* Requirement
Skip the pictures and repeat each line of the data exactly.

* Data for the task
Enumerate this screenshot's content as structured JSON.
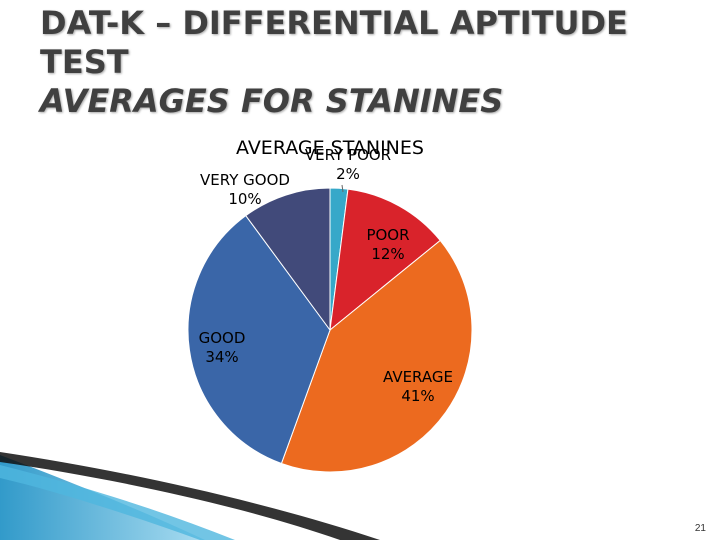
{
  "slide": {
    "title_line1": "DAT-K – DIFFERENTIAL APTITUDE",
    "title_line2": "TEST",
    "title_line3": "AVERAGES FOR STANINES",
    "page_number": "21"
  },
  "chart_data": {
    "type": "pie",
    "title": "AVERAGE STANINES",
    "slices": [
      {
        "label": "VERY POOR",
        "value": 2,
        "value_label": "2%",
        "color": "#36a8c9"
      },
      {
        "label": "POOR",
        "value": 12,
        "value_label": "12%",
        "color": "#d9232b"
      },
      {
        "label": "AVERAGE",
        "value": 41,
        "value_label": "41%",
        "color": "#ec6a1f"
      },
      {
        "label": "GOOD",
        "value": 34,
        "value_label": "34%",
        "color": "#3a66a8"
      },
      {
        "label": "VERY GOOD",
        "value": 10,
        "value_label": "10%",
        "color": "#414a7a"
      }
    ],
    "legend": "none"
  }
}
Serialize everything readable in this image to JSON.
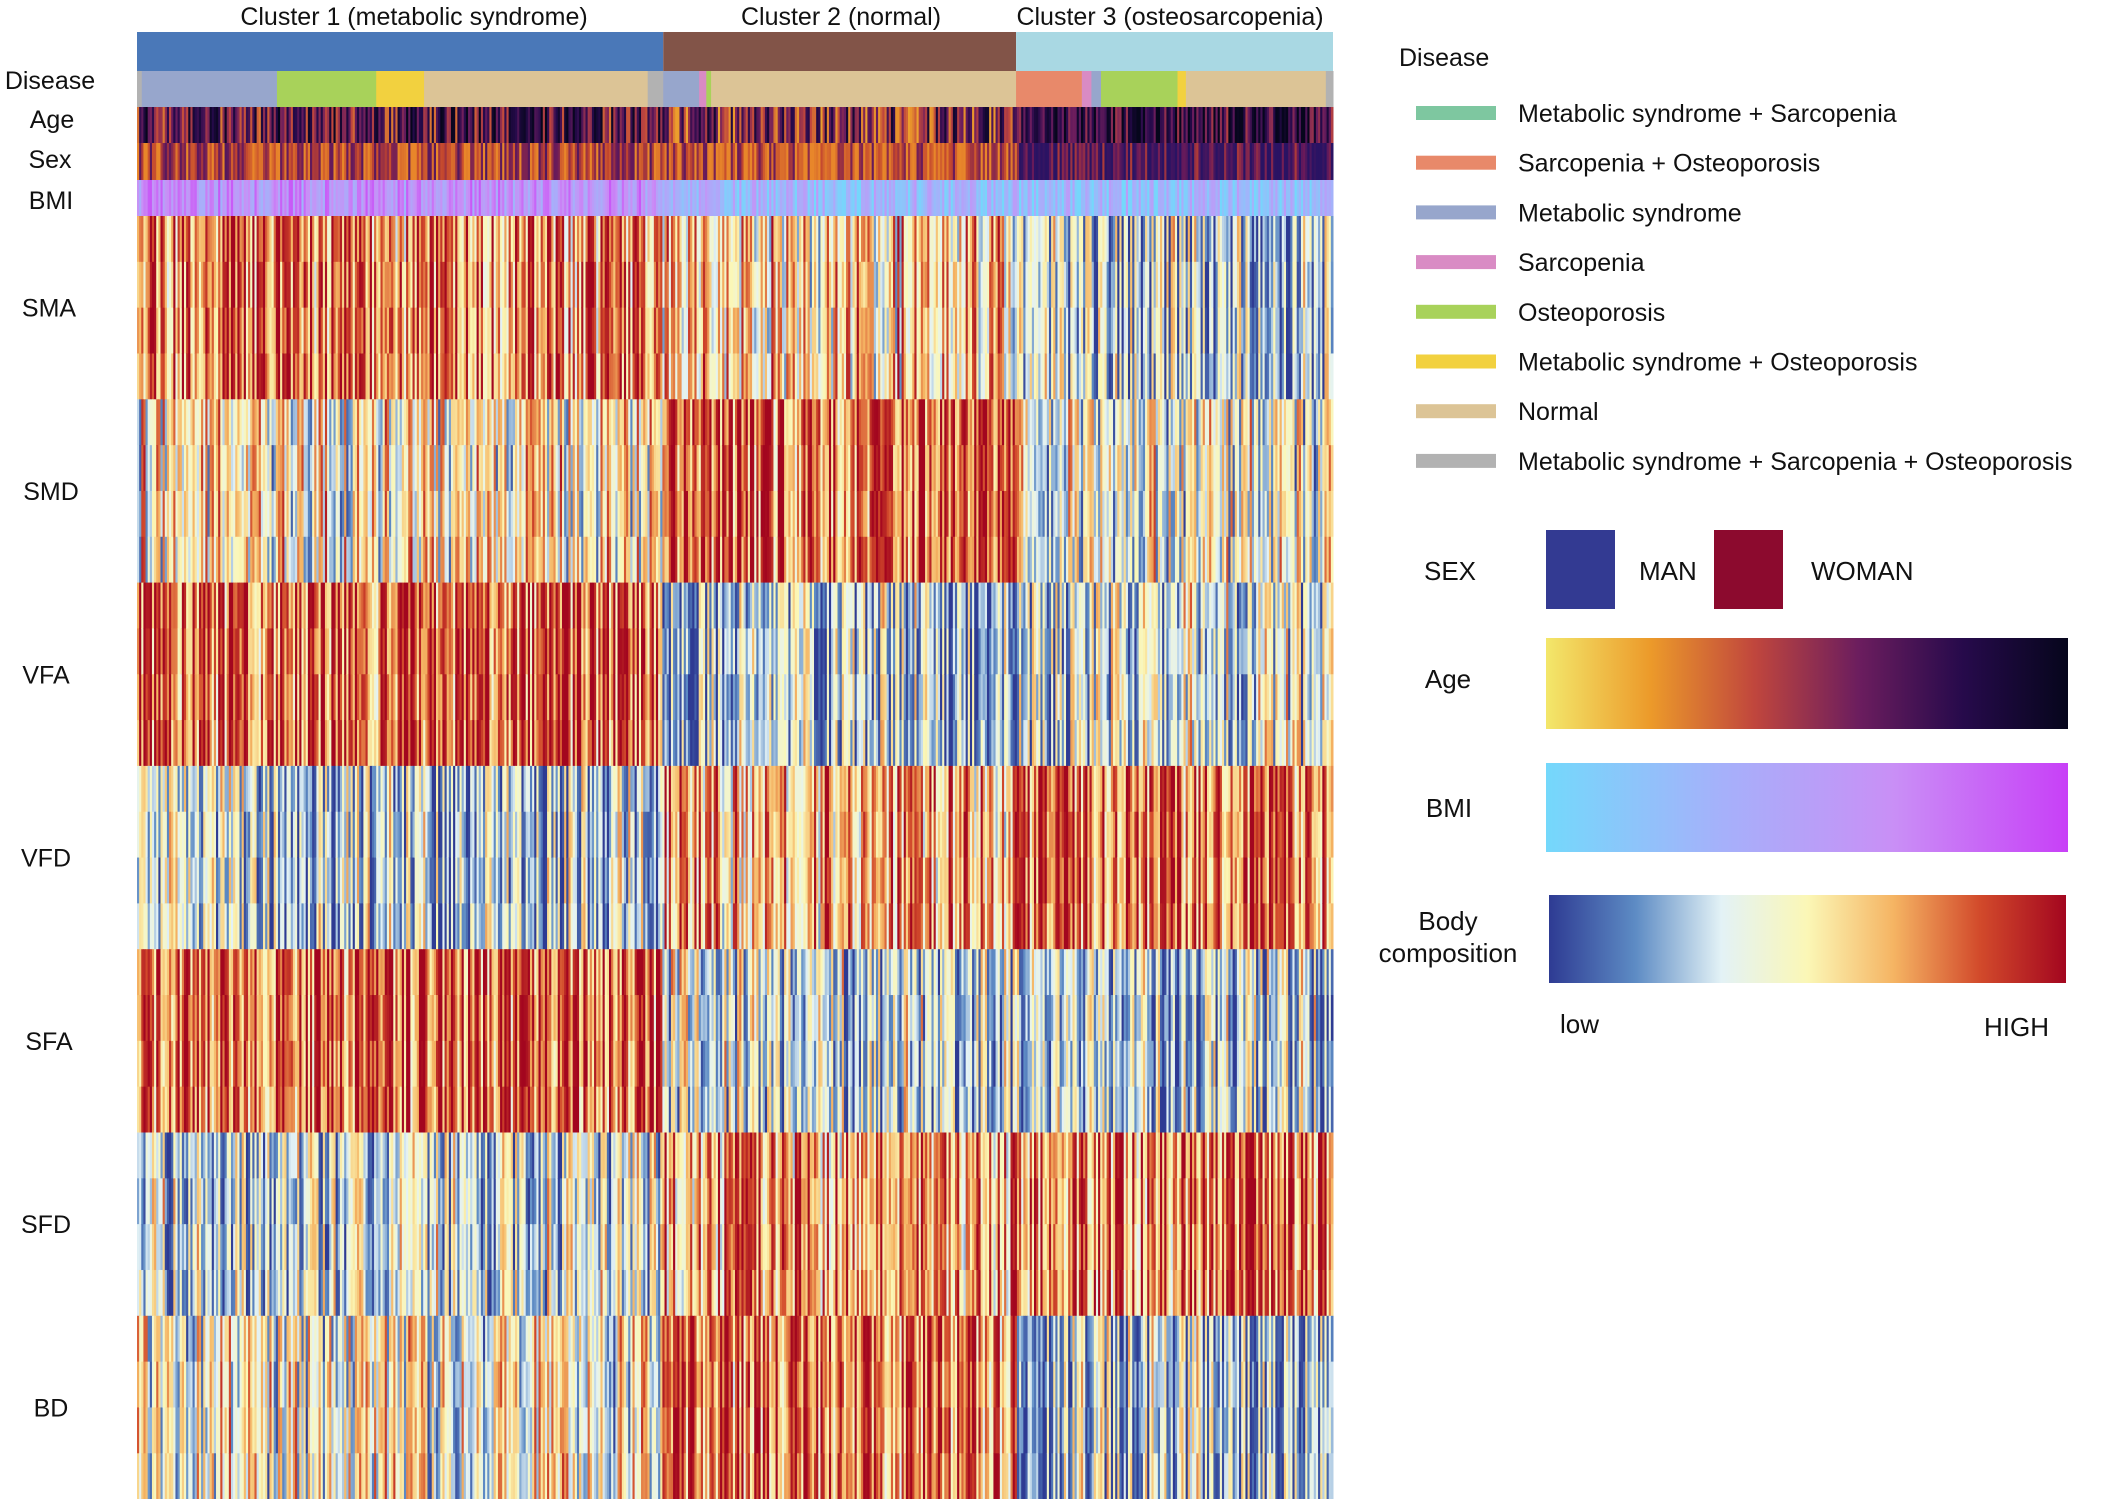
{
  "chart_data": {
    "type": "heatmap",
    "title": "",
    "clusters": [
      {
        "label": "Cluster 1 (metabolic syndrome)",
        "color": "#4a78b8",
        "start": 0.0,
        "end": 0.44
      },
      {
        "label": "Cluster 2 (normal)",
        "color": "#825448",
        "start": 0.44,
        "end": 0.735
      },
      {
        "label": "Cluster 3 (osteosarcopenia)",
        "color": "#a9d8e3",
        "start": 0.735,
        "end": 1.0
      }
    ],
    "annotation_rows": [
      "Disease",
      "Age",
      "Sex",
      "BMI"
    ],
    "features": [
      "SMA",
      "SMD",
      "VFA",
      "VFD",
      "SFA",
      "SFD",
      "BD"
    ],
    "cluster_feature_levels": {
      "note": "approximate mean standardized level per cluster (-1 low ... +1 high)",
      "cluster_1": {
        "SMA": 0.5,
        "SMD": 0.0,
        "VFA": 0.6,
        "VFD": -0.4,
        "SFA": 0.6,
        "SFD": -0.3,
        "BD": -0.1
      },
      "cluster_2": {
        "SMA": 0.15,
        "SMD": 0.6,
        "VFA": -0.45,
        "VFD": 0.3,
        "SFA": -0.3,
        "SFD": 0.4,
        "BD": 0.5
      },
      "cluster_3": {
        "SMA": -0.4,
        "SMD": -0.1,
        "VFA": -0.3,
        "VFD": 0.6,
        "SFA": -0.35,
        "SFD": 0.5,
        "BD": -0.4
      }
    },
    "disease_segments": [
      {
        "cat": 7,
        "start": 0.0,
        "end": 0.004
      },
      {
        "cat": 2,
        "start": 0.004,
        "end": 0.117
      },
      {
        "cat": 4,
        "start": 0.117,
        "end": 0.2
      },
      {
        "cat": 5,
        "start": 0.2,
        "end": 0.24
      },
      {
        "cat": 6,
        "start": 0.24,
        "end": 0.427
      },
      {
        "cat": 7,
        "start": 0.427,
        "end": 0.44
      },
      {
        "cat": 2,
        "start": 0.44,
        "end": 0.47
      },
      {
        "cat": 3,
        "start": 0.47,
        "end": 0.476
      },
      {
        "cat": 4,
        "start": 0.476,
        "end": 0.48
      },
      {
        "cat": 6,
        "start": 0.48,
        "end": 0.735
      },
      {
        "cat": 1,
        "start": 0.735,
        "end": 0.79
      },
      {
        "cat": 3,
        "start": 0.79,
        "end": 0.798
      },
      {
        "cat": 2,
        "start": 0.798,
        "end": 0.806
      },
      {
        "cat": 4,
        "start": 0.806,
        "end": 0.87
      },
      {
        "cat": 5,
        "start": 0.87,
        "end": 0.877
      },
      {
        "cat": 6,
        "start": 0.877,
        "end": 0.994
      },
      {
        "cat": 7,
        "start": 0.994,
        "end": 1.0
      }
    ],
    "legend": {
      "disease_title": "Disease",
      "disease_items": [
        {
          "label": "Metabolic syndrome + Sarcopenia",
          "color": "#7ec7a0"
        },
        {
          "label": "Sarcopenia + Osteoporosis",
          "color": "#e8896a"
        },
        {
          "label": "Metabolic syndrome",
          "color": "#97a6cc"
        },
        {
          "label": "Sarcopenia",
          "color": "#d98bc4"
        },
        {
          "label": "Osteoporosis",
          "color": "#a8d25a"
        },
        {
          "label": "Metabolic syndrome + Osteoporosis",
          "color": "#f2d13f"
        },
        {
          "label": "Normal",
          "color": "#dcc496"
        },
        {
          "label": "Metabolic syndrome + Sarcopenia + Osteoporosis",
          "color": "#b2b2b2"
        }
      ],
      "sex_title": "SEX",
      "sex_items": [
        {
          "label": "MAN",
          "color": "#333a92"
        },
        {
          "label": "WOMAN",
          "color": "#8c0a2e"
        }
      ],
      "age_title": "Age",
      "age_gradient": [
        "#f3e76b",
        "#ec9a2a",
        "#c0463d",
        "#6b1d5e",
        "#260a4b",
        "#06061c"
      ],
      "bmi_title": "BMI",
      "bmi_gradient": [
        "#74d8fb",
        "#a5b1fa",
        "#c98ff6",
        "#c840f7"
      ],
      "body_title_line1": "Body",
      "body_title_line2": "composition",
      "body_gradient": [
        "#2e3b93",
        "#5d8bc4",
        "#e3f2f6",
        "#fbf7b6",
        "#f5b463",
        "#d24a2b",
        "#a3061f"
      ],
      "low_label": "low",
      "high_label": "HIGH"
    },
    "colors": {
      "heat_low": "#2e3b93",
      "heat_high": "#a3061f"
    }
  }
}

* Solution for this task
Enumerate this screenshot's content as structured JSON.
{
  "slide": {
    "title_line1": "DAT-K – DIFFERENTIAL APTITUDE",
    "title_line2": "TEST",
    "title_line3": "AVERAGES FOR STANINES",
    "page_number": "21"
  },
  "chart_data": {
    "type": "pie",
    "title": "AVERAGE STANINES",
    "slices": [
      {
        "label": "VERY POOR",
        "value": 2,
        "value_label": "2%",
        "color": "#36a8c9"
      },
      {
        "label": "POOR",
        "value": 12,
        "value_label": "12%",
        "color": "#d9232b"
      },
      {
        "label": "AVERAGE",
        "value": 41,
        "value_label": "41%",
        "color": "#ec6a1f"
      },
      {
        "label": "GOOD",
        "value": 34,
        "value_label": "34%",
        "color": "#3a66a8"
      },
      {
        "label": "VERY GOOD",
        "value": 10,
        "value_label": "10%",
        "color": "#414a7a"
      }
    ],
    "legend": "none"
  }
}
Serialize everything readable in this image to JSON.
{
  "chart_data": {
    "type": "heatmap",
    "title": "",
    "clusters": [
      {
        "label": "Cluster 1 (metabolic syndrome)",
        "color": "#4a78b8",
        "start": 0.0,
        "end": 0.44
      },
      {
        "label": "Cluster 2 (normal)",
        "color": "#825448",
        "start": 0.44,
        "end": 0.735
      },
      {
        "label": "Cluster 3 (osteosarcopenia)",
        "color": "#a9d8e3",
        "start": 0.735,
        "end": 1.0
      }
    ],
    "annotation_rows": [
      "Disease",
      "Age",
      "Sex",
      "BMI"
    ],
    "features": [
      "SMA",
      "SMD",
      "VFA",
      "VFD",
      "SFA",
      "SFD",
      "BD"
    ],
    "cluster_feature_levels": {
      "note": "approximate mean standardized level per cluster (-1 low ... +1 high)",
      "cluster_1": {
        "SMA": 0.5,
        "SMD": 0.0,
        "VFA": 0.6,
        "VFD": -0.4,
        "SFA": 0.6,
        "SFD": -0.3,
        "BD": -0.1
      },
      "cluster_2": {
        "SMA": 0.15,
        "SMD": 0.6,
        "VFA": -0.45,
        "VFD": 0.3,
        "SFA": -0.3,
        "SFD": 0.4,
        "BD": 0.5
      },
      "cluster_3": {
        "SMA": -0.4,
        "SMD": -0.1,
        "VFA": -0.3,
        "VFD": 0.6,
        "SFA": -0.35,
        "SFD": 0.5,
        "BD": -0.4
      }
    },
    "disease_segments": [
      {
        "cat": 7,
        "start": 0.0,
        "end": 0.004
      },
      {
        "cat": 2,
        "start": 0.004,
        "end": 0.117
      },
      {
        "cat": 4,
        "start": 0.117,
        "end": 0.2
      },
      {
        "cat": 5,
        "start": 0.2,
        "end": 0.24
      },
      {
        "cat": 6,
        "start": 0.24,
        "end": 0.427
      },
      {
        "cat": 7,
        "start": 0.427,
        "end": 0.44
      },
      {
        "cat": 2,
        "start": 0.44,
        "end": 0.47
      },
      {
        "cat": 3,
        "start": 0.47,
        "end": 0.476
      },
      {
        "cat": 4,
        "start": 0.476,
        "end": 0.48
      },
      {
        "cat": 6,
        "start": 0.48,
        "end": 0.735
      },
      {
        "cat": 1,
        "start": 0.735,
        "end": 0.79
      },
      {
        "cat": 3,
        "start": 0.79,
        "end": 0.798
      },
      {
        "cat": 2,
        "start": 0.798,
        "end": 0.806
      },
      {
        "cat": 4,
        "start": 0.806,
        "end": 0.87
      },
      {
        "cat": 5,
        "start": 0.87,
        "end": 0.877
      },
      {
        "cat": 6,
        "start": 0.877,
        "end": 0.994
      },
      {
        "cat": 7,
        "start": 0.994,
        "end": 1.0
      }
    ],
    "legend": {
      "disease_title": "Disease",
      "disease_items": [
        {
          "label": "Metabolic syndrome + Sarcopenia",
          "color": "#7ec7a0"
        },
        {
          "label": "Sarcopenia + Osteoporosis",
          "color": "#e8896a"
        },
        {
          "label": "Metabolic syndrome",
          "color": "#97a6cc"
        },
        {
          "label": "Sarcopenia",
          "color": "#d98bc4"
        },
        {
          "label": "Osteoporosis",
          "color": "#a8d25a"
        },
        {
          "label": "Metabolic syndrome + Osteoporosis",
          "color": "#f2d13f"
        },
        {
          "label": "Normal",
          "color": "#dcc496"
        },
        {
          "label": "Metabolic syndrome + Sarcopenia + Osteoporosis",
          "color": "#b2b2b2"
        }
      ],
      "sex_title": "SEX",
      "sex_items": [
        {
          "label": "MAN",
          "color": "#333a92"
        },
        {
          "label": "WOMAN",
          "color": "#8c0a2e"
        }
      ],
      "age_title": "Age",
      "age_gradient": [
        "#f3e76b",
        "#ec9a2a",
        "#c0463d",
        "#6b1d5e",
        "#260a4b",
        "#06061c"
      ],
      "bmi_title": "BMI",
      "bmi_gradient": [
        "#74d8fb",
        "#a5b1fa",
        "#c98ff6",
        "#c840f7"
      ],
      "body_title_line1": "Body",
      "body_title_line2": "composition",
      "body_gradient": [
        "#2e3b93",
        "#5d8bc4",
        "#e3f2f6",
        "#fbf7b6",
        "#f5b463",
        "#d24a2b",
        "#a3061f"
      ],
      "low_label": "low",
      "high_label": "HIGH"
    },
    "colors": {
      "heat_low": "#2e3b93",
      "heat_high": "#a3061f"
    }
  }
}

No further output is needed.